- Aim -
Return every record verbatim.

BEGIN Records supplied

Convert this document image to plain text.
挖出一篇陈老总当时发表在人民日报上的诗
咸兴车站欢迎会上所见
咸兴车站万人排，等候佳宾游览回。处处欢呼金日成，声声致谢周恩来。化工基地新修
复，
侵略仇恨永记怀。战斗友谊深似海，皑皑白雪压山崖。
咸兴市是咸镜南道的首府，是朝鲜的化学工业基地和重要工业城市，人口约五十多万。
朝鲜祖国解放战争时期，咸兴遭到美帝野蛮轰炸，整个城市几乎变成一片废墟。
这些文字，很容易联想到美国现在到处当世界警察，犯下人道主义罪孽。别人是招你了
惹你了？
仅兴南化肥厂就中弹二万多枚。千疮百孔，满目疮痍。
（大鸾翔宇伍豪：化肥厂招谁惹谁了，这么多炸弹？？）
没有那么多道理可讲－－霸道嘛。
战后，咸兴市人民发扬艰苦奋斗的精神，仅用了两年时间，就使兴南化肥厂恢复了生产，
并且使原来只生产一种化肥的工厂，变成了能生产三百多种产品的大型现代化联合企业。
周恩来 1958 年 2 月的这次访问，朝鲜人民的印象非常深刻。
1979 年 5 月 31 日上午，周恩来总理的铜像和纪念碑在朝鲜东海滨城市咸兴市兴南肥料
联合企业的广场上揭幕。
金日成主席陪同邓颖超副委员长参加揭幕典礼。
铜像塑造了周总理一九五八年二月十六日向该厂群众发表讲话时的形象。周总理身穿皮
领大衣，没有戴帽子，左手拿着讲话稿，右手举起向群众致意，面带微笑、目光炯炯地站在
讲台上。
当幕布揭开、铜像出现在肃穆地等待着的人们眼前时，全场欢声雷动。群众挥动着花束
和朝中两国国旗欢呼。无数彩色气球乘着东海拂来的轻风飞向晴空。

END Records supplied

- Answer to this task -
Convert this document image to plain text.
挖出一篇陈老总当时发表在人民日报上的诗
咸兴车站欢迎会上所见
咸兴车站万人排，等候佳宾游览回。处处欢呼金日成，声声致谢周恩来。化工基地新修
复，
侵略仇恨永记怀。战斗友谊深似海，皑皑白雪压山崖。
咸兴市是咸镜南道的首府，是朝鲜的化学工业基地和重要工业城市，人口约五十多万。
朝鲜祖国解放战争时期，咸兴遭到美帝野蛮轰炸，整个城市几乎变成一片废墟。
这些文字，很容易联想到美国现在到处当世界警察，犯下人道主义罪孽。别人是招你了
惹你了？
仅兴南化肥厂就中弹二万多枚。千疮百孔，满目疮痍。
（大鸾翔宇伍豪：化肥厂招谁惹谁了，这么多炸弹？？）
没有那么多道理可讲－－霸道嘛。
战后，咸兴市人民发扬艰苦奋斗的精神，仅用了两年时间，就使兴南化肥厂恢复了生产，
并且使原来只生产一种化肥的工厂，变成了能生产三百多种产品的大型现代化联合企业。
周恩来 1958 年 2 月的这次访问，朝鲜人民的印象非常深刻。
1979 年 5 月 31 日上午，周恩来总理的铜像和纪念碑在朝鲜东海滨城市咸兴市兴南肥料
联合企业的广场上揭幕。
金日成主席陪同邓颖超副委员长参加揭幕典礼。
铜像塑造了周总理一九五八年二月十六日向该厂群众发表讲话时的形象。周总理身穿皮
领大衣，没有戴帽子，左手拿着讲话稿，右手举起向群众致意，面带微笑、目光炯炯地站在
讲台上。
当幕布揭开、铜像出现在肃穆地等待着的人们眼前时，全场欢声雷动。群众挥动着花束
和朝中两国国旗欢呼。无数彩色气球乘着东海拂来的轻风飞向晴空。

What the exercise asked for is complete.